>> start Records supplied
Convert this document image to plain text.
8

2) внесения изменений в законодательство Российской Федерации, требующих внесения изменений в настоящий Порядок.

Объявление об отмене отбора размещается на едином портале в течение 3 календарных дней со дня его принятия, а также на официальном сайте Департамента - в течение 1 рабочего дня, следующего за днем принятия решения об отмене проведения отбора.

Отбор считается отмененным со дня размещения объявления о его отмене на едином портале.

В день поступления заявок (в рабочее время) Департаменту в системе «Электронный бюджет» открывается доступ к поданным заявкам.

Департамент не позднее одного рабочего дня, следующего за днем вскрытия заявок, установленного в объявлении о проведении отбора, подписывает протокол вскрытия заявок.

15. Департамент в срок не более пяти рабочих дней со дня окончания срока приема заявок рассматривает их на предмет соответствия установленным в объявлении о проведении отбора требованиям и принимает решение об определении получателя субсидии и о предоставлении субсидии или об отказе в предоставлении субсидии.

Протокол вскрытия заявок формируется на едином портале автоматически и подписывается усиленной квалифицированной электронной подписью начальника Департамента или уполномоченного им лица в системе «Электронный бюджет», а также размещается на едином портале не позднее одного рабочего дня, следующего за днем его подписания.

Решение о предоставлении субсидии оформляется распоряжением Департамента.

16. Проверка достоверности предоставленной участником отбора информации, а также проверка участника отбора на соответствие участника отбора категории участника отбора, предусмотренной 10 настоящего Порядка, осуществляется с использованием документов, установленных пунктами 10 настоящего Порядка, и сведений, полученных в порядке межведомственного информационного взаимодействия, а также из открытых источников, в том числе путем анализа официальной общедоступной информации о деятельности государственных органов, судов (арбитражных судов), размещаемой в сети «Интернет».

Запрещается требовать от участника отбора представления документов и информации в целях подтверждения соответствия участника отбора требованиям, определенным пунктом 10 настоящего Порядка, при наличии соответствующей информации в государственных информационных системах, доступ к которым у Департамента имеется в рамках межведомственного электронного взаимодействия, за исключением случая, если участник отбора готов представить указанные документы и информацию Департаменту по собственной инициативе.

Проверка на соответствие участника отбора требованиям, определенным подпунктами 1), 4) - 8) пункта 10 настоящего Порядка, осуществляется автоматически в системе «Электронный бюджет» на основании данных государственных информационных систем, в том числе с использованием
>> end Records supplied
- Given exercise
Using the entries above, return each line that includes the word "отмене".

- Correct answer
Объявление об отмене отбора размещается на едином портале в течение 3 календарных дней со дня его принятия, а также на официальном сайте Департамента - в течение 1 рабочего дня, следующего за днем принятия решения об отмене проведения отбора.
Отбор считается отмененным со дня размещения объявления о его отмене на едином портале.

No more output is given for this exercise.